Turkey postpones reconciliation talks with Israel

The 'great triumph' of President Obama's trip to Israel and Turkey appears to be in doubt, as Turkey has postponed reconciliation talks with Israel that were scheduled to open Tuesday in Ankara.

A few hours after the families of Marmara fatalities announced they would not drop their suit even if they receive compensation, it turns out the meeting between the Israeli and Turkish delegations, who were set to discuss several central issues for the return to normalization, will be put off till April 22, at the request of the Turks.
Turkish Deputy Prime Minister Bülent Arınç explained that the reason for the postponement was the trip he and Prime Minister Recep Tayyip Erdogan were to take to the Kyrgyz Republic. “We contacted the Israelis and it was agreed we would postpone the visit (of the Israeli representatives),” he said to reporters after a Turkish cabinet meeting, according to the newspaper, Hurryiet.

Yossi Ciechanover, Former Foreign Ministry Director General, and national security advisor Major General (ret.) Yaakov Amirdor, head the Israeli team, which had been scheduled to leave for Ankara to meet with the Turks for talks regarding compensation to families of the Marmara fatalities and the suit against IDF soldiers and officers who stopped the flotilla.  

...

Ahmet Varol, a journalist present on the Marmara, said the Turkish were demanding Israel provide a time frame for removal of the blockade in Gaza, and that it allow Ankara to examine the process. “Nobody wants compensation, and although the apology has diplomatic meaning, it carries no meaning for the victims.”

During a Sunday press conference with the Turkish Foreign Minister Ahmet Davutoğlu, US Secretary of State John Kerry pleaded with the Turkish leaders to fully renew diplomatic relations with Israel. Kerry said that it was important that Israel and Turkey agree to completion of the reconciliation agreement, but emphasized that the US would not impose a deadline on the two countries to return to normalization.

Jonathan Tobin calls Kerry's trip to the Middle East an exercise in futility. But Tobin's assessment makes it sound even worse.

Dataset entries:
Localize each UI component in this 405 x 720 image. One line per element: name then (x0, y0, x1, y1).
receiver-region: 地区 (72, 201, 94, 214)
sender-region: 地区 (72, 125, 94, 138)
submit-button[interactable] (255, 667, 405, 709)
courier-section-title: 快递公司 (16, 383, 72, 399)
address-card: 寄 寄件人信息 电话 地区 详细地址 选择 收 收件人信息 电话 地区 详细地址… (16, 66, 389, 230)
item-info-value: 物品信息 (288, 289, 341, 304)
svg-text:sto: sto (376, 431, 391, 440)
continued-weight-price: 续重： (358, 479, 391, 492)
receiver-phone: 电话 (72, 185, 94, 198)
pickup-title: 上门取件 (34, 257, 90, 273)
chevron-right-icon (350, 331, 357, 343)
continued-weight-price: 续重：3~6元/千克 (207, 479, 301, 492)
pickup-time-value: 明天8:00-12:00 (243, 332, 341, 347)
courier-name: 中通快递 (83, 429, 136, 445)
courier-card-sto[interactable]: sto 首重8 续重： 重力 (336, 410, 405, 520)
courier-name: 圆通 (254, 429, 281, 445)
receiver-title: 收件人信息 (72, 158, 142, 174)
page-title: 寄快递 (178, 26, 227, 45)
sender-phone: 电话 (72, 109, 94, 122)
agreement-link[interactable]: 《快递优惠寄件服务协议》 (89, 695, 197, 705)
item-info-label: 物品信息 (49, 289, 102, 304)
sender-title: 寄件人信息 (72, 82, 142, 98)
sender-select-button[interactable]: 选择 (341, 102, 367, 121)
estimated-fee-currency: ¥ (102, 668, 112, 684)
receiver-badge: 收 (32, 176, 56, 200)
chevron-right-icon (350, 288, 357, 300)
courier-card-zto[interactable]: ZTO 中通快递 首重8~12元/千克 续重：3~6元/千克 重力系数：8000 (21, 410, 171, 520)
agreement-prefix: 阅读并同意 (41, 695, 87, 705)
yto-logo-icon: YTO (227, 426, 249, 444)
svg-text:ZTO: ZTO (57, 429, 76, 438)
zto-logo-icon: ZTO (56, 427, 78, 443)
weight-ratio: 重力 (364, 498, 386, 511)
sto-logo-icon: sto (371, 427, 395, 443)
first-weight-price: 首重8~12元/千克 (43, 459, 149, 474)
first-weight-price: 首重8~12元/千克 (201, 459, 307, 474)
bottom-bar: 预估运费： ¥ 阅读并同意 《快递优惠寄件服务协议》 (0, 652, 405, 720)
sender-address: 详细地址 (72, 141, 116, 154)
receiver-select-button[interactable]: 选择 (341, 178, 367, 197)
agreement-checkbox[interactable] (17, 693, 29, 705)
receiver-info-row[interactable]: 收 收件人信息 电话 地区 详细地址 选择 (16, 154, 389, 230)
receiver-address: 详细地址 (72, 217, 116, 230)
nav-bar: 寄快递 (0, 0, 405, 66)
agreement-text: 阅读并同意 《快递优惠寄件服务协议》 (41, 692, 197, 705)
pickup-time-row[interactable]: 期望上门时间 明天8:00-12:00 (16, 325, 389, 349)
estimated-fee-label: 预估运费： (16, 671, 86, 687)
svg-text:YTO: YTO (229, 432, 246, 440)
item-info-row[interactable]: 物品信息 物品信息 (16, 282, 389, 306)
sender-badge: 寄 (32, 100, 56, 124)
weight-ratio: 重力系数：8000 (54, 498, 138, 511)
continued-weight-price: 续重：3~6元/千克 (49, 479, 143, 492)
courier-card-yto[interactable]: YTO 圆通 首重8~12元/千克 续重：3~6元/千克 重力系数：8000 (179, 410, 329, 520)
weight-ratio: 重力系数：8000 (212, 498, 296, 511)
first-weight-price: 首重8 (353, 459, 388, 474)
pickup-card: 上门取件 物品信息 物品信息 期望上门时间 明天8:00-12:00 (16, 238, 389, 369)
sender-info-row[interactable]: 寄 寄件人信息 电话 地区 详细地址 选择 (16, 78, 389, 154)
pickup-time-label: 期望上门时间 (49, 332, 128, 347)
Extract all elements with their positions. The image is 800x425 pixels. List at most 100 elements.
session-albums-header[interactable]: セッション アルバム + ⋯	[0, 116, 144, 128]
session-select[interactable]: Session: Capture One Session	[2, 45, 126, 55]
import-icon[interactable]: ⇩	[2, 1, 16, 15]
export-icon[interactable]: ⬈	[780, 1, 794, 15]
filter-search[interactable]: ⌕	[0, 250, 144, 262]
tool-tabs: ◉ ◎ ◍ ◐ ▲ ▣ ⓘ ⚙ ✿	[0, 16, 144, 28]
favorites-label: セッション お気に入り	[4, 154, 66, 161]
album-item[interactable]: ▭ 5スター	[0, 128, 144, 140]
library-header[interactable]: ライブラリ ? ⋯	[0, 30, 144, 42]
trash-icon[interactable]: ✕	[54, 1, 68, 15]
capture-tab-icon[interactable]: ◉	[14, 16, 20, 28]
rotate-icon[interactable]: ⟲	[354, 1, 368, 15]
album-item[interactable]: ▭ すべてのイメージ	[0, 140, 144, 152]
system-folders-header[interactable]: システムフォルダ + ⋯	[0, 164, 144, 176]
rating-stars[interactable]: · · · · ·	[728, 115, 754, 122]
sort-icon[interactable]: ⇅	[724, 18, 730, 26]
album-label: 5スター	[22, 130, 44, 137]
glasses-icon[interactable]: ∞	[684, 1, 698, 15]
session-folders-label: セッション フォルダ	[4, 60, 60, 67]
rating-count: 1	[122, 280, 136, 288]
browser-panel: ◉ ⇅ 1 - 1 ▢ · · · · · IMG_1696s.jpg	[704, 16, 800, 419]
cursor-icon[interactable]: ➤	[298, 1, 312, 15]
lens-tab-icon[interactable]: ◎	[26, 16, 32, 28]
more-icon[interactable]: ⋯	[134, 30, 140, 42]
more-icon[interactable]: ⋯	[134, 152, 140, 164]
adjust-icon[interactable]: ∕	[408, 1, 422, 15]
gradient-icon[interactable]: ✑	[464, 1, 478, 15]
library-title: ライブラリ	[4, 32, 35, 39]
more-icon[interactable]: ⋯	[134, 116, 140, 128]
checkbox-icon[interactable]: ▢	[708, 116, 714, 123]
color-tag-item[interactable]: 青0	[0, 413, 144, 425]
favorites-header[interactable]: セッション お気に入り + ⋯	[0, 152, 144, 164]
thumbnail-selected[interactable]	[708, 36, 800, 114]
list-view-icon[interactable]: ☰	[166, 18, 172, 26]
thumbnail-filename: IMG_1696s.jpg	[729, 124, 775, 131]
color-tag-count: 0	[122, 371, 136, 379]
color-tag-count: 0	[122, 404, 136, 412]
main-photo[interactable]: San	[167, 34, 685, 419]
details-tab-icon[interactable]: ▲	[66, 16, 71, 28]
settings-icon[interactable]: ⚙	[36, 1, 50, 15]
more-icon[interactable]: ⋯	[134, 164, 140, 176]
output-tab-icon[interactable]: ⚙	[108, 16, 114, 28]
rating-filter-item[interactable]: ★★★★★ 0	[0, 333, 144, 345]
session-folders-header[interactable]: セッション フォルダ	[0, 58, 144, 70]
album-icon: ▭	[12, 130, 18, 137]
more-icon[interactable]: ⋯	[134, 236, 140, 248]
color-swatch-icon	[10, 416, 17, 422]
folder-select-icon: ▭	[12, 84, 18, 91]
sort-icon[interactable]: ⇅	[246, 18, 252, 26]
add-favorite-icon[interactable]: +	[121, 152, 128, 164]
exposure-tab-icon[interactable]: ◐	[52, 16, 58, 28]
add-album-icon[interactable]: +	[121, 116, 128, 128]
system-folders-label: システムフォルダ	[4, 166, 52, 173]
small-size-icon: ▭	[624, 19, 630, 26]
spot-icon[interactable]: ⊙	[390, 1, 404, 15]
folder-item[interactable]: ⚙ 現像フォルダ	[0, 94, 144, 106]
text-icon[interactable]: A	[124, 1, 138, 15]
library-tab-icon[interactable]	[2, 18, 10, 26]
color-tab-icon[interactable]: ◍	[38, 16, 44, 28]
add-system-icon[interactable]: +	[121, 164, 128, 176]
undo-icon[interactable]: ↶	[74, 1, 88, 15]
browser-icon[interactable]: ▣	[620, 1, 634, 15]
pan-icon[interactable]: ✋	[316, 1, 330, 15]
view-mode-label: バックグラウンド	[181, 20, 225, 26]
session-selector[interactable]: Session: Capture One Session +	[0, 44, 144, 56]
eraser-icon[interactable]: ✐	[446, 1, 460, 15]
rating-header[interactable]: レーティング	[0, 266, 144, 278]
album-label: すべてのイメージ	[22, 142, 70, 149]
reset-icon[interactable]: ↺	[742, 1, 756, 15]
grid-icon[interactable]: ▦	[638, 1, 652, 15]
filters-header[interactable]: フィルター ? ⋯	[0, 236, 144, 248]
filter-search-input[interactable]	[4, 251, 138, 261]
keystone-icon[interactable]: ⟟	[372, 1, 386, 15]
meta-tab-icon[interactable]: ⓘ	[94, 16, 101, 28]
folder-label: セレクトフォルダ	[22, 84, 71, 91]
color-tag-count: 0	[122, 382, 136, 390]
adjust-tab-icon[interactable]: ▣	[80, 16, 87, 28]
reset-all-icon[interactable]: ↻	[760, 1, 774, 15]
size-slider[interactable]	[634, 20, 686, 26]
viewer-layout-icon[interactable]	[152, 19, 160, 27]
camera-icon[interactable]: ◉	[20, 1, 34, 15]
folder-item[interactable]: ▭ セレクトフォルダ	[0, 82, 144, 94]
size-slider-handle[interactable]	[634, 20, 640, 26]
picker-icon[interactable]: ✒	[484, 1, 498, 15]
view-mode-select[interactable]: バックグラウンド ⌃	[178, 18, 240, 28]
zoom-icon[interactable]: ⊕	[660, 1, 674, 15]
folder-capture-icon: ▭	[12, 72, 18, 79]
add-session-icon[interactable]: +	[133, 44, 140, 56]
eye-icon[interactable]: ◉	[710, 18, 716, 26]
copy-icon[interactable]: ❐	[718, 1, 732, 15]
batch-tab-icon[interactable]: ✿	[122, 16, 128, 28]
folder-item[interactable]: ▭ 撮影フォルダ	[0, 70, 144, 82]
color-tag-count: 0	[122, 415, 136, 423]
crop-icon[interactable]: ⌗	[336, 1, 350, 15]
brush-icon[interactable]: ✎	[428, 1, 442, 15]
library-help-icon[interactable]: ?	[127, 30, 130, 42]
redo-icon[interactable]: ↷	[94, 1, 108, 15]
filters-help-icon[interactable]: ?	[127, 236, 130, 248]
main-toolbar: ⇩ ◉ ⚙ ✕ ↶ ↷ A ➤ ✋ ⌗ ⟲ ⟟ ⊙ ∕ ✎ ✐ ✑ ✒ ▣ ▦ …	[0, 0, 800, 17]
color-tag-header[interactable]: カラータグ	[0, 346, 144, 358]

Set problem: Retype the news report above on Turkey postponing talks with Israel, everything from "During a Sunday" down to "sound even worse.".

Result of this task:
During a Sunday press conference with the Turkish Foreign Minister Ahmet Davutoğlu, US Secretary of State John Kerry pleaded with the Turkish leaders to fully renew diplomatic relations with Israel. Kerry said that it was important that Israel and Turkey agree to completion of the reconciliation agreement, but emphasized that the US would not impose a deadline on the two countries to return to normalization.

Jonathan Tobin calls Kerry's trip to the Middle East an exercise in futility. But Tobin's assessment makes it sound even worse.